#### [GOAL]
Copy out every one of the rows below, replacing each occurrence of "separator-dot" with "bullet-separator" and leaving everything else unchanged.

- - - - -

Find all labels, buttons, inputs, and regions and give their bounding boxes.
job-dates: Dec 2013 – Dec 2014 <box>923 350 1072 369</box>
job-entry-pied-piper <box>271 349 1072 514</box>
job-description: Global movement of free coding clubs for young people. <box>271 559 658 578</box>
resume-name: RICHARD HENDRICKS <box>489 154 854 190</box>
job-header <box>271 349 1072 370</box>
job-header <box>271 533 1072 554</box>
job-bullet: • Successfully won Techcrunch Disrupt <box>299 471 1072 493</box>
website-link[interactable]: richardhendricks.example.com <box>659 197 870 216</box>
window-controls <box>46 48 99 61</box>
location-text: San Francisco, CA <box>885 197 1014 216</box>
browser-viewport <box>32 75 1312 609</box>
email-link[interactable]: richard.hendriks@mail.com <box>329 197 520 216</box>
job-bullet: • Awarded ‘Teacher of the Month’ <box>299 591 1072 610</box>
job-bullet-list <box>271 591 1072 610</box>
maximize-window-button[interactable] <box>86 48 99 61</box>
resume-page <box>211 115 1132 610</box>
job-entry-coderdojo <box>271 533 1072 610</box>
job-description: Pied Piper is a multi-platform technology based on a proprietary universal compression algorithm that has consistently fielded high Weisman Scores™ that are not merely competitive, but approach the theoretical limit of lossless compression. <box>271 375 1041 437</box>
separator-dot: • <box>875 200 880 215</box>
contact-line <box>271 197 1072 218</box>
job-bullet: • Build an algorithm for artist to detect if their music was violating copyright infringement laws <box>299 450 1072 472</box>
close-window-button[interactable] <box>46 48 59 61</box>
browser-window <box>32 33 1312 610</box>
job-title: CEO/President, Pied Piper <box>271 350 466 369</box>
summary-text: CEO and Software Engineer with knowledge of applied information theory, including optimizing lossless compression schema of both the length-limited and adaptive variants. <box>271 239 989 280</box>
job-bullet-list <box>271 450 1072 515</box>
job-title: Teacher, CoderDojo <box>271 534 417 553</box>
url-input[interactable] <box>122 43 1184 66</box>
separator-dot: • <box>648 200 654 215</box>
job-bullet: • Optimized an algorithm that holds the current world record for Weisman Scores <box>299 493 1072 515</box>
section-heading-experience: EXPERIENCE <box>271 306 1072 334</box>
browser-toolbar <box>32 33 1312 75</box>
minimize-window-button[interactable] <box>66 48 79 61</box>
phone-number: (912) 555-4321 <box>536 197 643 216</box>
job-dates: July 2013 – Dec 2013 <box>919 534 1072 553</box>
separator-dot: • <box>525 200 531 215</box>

- - - - -

#### [THE RESULT]
Find all labels, buttons, inputs, and regions and give their bounding boxes.
job-dates: Dec 2013 – Dec 2014 <box>923 350 1072 369</box>
job-entry-pied-piper <box>271 349 1072 514</box>
job-description: Global movement of free coding clubs for young people. <box>271 559 658 578</box>
resume-name: RICHARD HENDRICKS <box>489 154 854 190</box>
job-header <box>271 349 1072 370</box>
job-header <box>271 533 1072 554</box>
job-bullet: • Successfully won Techcrunch Disrupt <box>299 471 1072 493</box>
website-link[interactable]: richardhendricks.example.com <box>659 197 870 216</box>
window-controls <box>46 48 99 61</box>
location-text: San Francisco, CA <box>885 197 1014 216</box>
browser-viewport <box>32 75 1312 609</box>
email-link[interactable]: richard.hendriks@mail.com <box>329 197 520 216</box>
job-bullet: • Awarded ‘Teacher of the Month’ <box>299 591 1072 610</box>
job-bullet-list <box>271 591 1072 610</box>
maximize-window-button[interactable] <box>86 48 99 61</box>
resume-page <box>211 115 1132 610</box>
job-entry-coderdojo <box>271 533 1072 610</box>
job-description: Pied Piper is a multi-platform technology based on a proprietary universal compression algorithm that has consistently fielded high Weisman Scores™ that are not merely competitive, but approach the theoretical limit of lossless compression. <box>271 375 1041 437</box>
bullet-separator: • <box>875 200 880 215</box>
contact-line <box>271 197 1072 218</box>
job-bullet: • Build an algorithm for artist to detect if their music was violating copyright infringement laws <box>299 450 1072 472</box>
close-window-button[interactable] <box>46 48 59 61</box>
browser-window <box>32 33 1312 610</box>
job-title: CEO/President, Pied Piper <box>271 350 466 369</box>
summary-text: CEO and Software Engineer with knowledge of applied information theory, including optimizing lossless compression schema of both the length-limited and adaptive variants. <box>271 239 989 280</box>
job-bullet-list <box>271 450 1072 515</box>
job-title: Teacher, CoderDojo <box>271 534 417 553</box>
url-input[interactable] <box>122 43 1184 66</box>
bullet-separator: • <box>648 200 654 215</box>
job-bullet: • Optimized an algorithm that holds the current world record for Weisman Scores <box>299 493 1072 515</box>
section-heading-experience: EXPERIENCE <box>271 306 1072 334</box>
browser-toolbar <box>32 33 1312 75</box>
minimize-window-button[interactable] <box>66 48 79 61</box>
phone-number: (912) 555-4321 <box>536 197 643 216</box>
job-dates: July 2013 – Dec 2013 <box>919 534 1072 553</box>
bullet-separator: • <box>525 200 531 215</box>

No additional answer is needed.